(Stored data entries)
..............................

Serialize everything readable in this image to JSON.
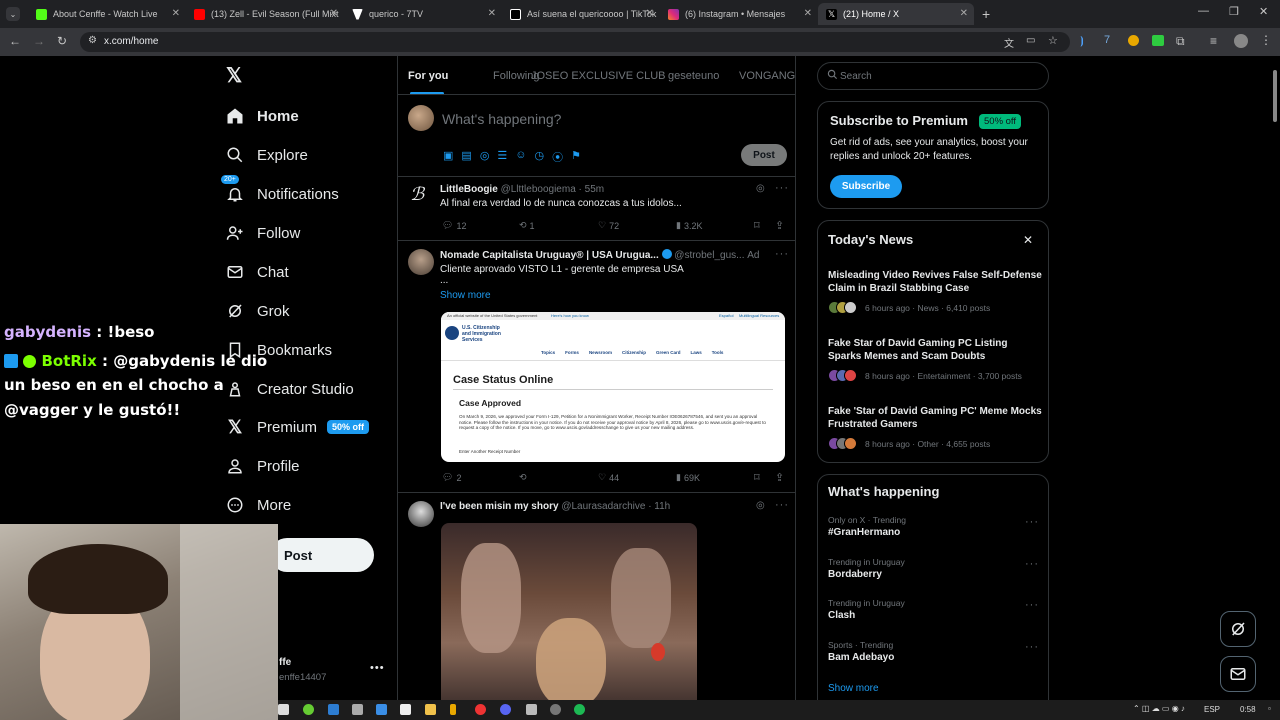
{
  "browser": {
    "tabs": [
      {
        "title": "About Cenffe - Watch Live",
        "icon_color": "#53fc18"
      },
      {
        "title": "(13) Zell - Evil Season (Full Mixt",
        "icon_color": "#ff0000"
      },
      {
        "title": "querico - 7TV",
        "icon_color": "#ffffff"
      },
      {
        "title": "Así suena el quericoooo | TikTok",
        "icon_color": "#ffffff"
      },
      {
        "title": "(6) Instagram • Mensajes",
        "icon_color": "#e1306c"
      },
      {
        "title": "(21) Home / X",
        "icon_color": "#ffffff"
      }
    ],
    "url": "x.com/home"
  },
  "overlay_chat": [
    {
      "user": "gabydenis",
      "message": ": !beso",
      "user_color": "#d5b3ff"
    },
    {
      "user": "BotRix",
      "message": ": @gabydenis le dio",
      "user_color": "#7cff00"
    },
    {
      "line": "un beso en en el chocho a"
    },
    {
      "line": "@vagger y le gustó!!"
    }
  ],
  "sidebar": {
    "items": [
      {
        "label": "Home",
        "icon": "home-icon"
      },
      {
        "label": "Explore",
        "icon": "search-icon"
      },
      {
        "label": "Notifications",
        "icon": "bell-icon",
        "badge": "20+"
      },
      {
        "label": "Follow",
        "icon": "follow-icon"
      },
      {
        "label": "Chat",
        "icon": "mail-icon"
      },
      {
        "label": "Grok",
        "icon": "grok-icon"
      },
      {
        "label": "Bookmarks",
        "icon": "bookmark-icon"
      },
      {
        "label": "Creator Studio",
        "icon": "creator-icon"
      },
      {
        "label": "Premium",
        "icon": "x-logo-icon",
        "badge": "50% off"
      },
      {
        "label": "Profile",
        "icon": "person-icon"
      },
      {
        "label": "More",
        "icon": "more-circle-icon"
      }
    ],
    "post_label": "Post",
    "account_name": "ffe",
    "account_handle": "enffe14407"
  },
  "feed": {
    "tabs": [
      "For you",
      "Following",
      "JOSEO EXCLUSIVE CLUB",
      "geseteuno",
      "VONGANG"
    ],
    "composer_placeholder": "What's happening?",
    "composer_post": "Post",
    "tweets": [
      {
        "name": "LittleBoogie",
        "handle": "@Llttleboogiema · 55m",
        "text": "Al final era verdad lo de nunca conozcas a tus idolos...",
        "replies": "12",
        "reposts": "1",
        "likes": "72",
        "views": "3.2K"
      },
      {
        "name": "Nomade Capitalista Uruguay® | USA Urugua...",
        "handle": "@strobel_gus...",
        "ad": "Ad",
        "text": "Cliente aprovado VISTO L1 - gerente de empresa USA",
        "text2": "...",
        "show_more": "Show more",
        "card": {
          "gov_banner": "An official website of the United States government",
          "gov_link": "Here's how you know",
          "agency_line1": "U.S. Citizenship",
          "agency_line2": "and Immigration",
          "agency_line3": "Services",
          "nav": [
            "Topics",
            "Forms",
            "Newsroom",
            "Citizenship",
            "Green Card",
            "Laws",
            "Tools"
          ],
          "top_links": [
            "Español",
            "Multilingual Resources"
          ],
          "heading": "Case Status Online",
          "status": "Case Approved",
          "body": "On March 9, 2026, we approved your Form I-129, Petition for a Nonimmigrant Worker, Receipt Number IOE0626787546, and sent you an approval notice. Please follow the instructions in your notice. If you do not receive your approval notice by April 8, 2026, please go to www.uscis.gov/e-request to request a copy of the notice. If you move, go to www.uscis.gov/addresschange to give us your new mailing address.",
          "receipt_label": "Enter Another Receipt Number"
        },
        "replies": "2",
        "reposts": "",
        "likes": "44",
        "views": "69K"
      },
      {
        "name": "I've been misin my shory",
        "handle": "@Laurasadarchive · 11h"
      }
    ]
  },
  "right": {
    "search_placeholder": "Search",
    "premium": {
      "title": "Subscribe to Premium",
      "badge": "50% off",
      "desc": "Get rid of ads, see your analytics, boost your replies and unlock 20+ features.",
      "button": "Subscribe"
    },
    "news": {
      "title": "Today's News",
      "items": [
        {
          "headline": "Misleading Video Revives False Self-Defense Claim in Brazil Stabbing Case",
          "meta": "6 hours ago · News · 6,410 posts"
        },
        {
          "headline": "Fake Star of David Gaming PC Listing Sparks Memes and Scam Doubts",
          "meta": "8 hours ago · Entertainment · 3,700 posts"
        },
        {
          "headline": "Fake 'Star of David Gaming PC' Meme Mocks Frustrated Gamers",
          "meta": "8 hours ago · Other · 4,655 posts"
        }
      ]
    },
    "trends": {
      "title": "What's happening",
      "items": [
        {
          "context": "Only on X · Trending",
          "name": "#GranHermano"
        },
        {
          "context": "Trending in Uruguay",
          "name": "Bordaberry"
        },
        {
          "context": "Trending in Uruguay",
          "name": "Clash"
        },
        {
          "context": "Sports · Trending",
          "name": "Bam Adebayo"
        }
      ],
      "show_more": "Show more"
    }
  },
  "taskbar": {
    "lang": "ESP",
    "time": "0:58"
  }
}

..............................

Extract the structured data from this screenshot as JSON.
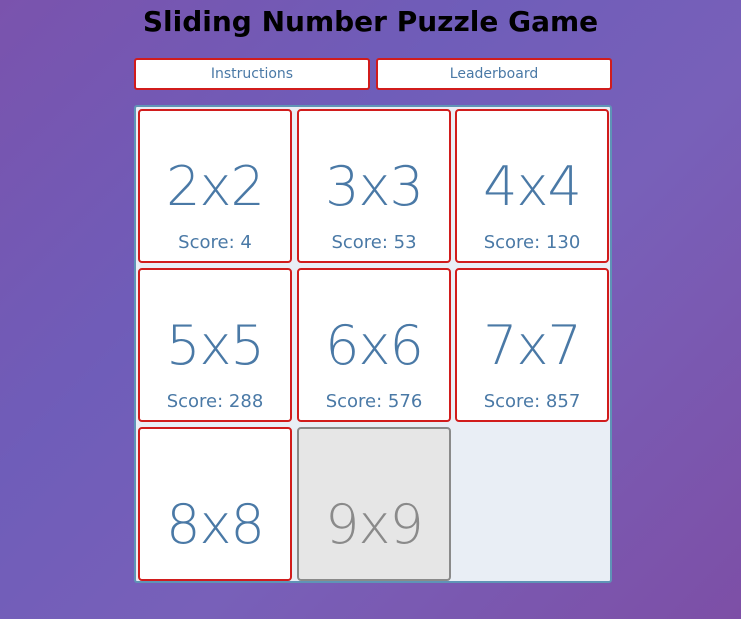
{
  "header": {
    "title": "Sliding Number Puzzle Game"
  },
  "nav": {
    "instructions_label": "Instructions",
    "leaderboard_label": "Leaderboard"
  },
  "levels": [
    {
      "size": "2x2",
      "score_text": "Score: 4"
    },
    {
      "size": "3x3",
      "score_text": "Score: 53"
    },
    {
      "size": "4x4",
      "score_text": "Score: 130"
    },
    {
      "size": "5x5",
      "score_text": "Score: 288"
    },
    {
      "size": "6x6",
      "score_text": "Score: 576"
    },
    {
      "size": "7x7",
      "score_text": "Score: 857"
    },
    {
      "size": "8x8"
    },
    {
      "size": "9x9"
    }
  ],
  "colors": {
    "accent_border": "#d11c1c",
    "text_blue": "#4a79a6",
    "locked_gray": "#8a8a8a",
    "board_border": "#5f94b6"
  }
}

..............................

To do
Note every line above where the string "Receipt" shows up, and copy those lines.

Response to the task
          "body": "On March 9, 2026, we approved your Form I-129, Petition for a Nonimmigrant Worker, Receipt Number IOE0626787546, and sent you an approval notice. Please follow the instructions in your notice. If you do not receive your approval notice by April 8, 2026, please go to www.uscis.gov/e-request to request a copy of the notice. If you move, go to www.uscis.gov/addresschange to give us your new mailing address.",
          "receipt_label": "Enter Another Receipt Number"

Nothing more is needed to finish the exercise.